*** Working data ***
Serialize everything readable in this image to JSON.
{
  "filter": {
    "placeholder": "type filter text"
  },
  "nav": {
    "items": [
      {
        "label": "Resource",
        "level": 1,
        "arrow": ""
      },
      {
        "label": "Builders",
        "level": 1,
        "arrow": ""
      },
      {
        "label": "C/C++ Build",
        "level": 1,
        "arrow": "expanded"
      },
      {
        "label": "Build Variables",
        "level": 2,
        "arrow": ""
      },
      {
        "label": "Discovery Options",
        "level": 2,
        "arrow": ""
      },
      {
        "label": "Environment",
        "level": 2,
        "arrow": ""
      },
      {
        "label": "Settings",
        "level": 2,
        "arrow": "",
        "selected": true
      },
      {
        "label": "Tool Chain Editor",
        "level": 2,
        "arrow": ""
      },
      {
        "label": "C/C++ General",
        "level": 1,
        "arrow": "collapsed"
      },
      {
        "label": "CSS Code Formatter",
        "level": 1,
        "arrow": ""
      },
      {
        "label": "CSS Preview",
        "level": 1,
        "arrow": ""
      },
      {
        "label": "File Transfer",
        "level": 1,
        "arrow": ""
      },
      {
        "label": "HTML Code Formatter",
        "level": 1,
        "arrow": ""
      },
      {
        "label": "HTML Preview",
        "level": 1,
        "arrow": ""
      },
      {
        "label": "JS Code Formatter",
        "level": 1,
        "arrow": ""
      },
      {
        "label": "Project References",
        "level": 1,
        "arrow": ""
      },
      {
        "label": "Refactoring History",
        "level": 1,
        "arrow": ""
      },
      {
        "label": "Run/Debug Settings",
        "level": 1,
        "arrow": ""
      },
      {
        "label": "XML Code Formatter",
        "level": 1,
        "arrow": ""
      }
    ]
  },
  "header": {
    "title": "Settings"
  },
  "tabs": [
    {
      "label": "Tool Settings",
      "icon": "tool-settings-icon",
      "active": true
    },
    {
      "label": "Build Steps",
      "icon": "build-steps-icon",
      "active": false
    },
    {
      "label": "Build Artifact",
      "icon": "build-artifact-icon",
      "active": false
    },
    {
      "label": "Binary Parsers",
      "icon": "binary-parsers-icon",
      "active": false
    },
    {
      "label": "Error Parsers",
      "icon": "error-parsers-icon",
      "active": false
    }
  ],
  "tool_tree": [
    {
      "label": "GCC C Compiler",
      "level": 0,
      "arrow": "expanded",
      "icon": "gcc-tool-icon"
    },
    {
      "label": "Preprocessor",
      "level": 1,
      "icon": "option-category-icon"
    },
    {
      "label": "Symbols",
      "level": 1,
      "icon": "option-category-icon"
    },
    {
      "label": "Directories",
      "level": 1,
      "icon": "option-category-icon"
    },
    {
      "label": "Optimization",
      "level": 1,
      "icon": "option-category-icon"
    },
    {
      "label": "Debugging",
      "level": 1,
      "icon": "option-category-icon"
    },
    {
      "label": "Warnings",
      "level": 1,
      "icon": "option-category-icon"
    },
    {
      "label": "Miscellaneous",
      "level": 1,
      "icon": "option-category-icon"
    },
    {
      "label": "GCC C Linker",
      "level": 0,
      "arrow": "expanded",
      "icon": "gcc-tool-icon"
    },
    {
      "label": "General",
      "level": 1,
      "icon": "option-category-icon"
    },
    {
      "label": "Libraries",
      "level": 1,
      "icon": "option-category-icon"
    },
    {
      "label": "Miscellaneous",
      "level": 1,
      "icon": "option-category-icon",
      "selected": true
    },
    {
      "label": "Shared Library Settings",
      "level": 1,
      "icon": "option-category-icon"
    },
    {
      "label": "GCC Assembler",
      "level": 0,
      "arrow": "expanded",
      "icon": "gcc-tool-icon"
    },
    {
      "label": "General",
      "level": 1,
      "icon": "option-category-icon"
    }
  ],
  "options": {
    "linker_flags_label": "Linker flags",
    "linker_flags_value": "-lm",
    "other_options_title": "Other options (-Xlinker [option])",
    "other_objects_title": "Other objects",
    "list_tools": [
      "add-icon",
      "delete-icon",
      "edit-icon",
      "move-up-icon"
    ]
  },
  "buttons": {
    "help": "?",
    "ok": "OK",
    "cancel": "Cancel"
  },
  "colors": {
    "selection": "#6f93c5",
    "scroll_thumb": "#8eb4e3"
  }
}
***
*** Working data ***
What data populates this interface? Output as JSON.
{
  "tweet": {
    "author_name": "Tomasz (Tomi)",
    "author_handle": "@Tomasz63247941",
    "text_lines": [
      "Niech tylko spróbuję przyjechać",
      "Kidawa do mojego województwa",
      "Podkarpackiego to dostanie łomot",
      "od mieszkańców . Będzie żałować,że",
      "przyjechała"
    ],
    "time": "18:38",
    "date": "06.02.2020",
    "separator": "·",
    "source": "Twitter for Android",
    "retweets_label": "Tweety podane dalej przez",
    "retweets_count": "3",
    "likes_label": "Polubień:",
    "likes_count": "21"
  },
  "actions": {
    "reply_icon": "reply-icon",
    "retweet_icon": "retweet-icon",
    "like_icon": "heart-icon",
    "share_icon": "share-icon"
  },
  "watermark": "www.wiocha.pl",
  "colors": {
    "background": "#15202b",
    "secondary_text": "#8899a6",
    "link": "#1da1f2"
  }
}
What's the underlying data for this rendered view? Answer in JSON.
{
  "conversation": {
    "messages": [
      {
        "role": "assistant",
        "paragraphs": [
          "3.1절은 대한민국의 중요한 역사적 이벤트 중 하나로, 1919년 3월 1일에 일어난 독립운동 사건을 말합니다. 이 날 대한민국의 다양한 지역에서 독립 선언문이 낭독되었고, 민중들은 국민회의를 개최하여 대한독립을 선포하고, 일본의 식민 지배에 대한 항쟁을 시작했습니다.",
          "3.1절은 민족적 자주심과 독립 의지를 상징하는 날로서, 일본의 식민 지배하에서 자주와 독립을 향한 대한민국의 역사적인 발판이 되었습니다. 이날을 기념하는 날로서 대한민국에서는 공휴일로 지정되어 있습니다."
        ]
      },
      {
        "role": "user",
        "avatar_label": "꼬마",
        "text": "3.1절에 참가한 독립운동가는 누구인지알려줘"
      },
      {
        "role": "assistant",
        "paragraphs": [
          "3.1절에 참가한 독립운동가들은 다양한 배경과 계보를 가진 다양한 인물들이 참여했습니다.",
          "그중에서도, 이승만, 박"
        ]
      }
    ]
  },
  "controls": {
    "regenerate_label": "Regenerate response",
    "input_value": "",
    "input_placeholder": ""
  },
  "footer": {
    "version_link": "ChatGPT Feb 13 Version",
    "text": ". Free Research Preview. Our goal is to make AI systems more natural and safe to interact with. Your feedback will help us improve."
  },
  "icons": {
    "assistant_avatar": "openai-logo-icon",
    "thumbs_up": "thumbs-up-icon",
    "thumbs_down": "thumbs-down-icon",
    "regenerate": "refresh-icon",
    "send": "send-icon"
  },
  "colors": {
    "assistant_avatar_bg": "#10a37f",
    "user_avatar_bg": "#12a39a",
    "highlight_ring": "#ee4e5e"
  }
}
***
Look through the listing above. Pick out each line with "HTML" and copy it.

        "label": "HTML Code Formatter",
        "label": "HTML Preview",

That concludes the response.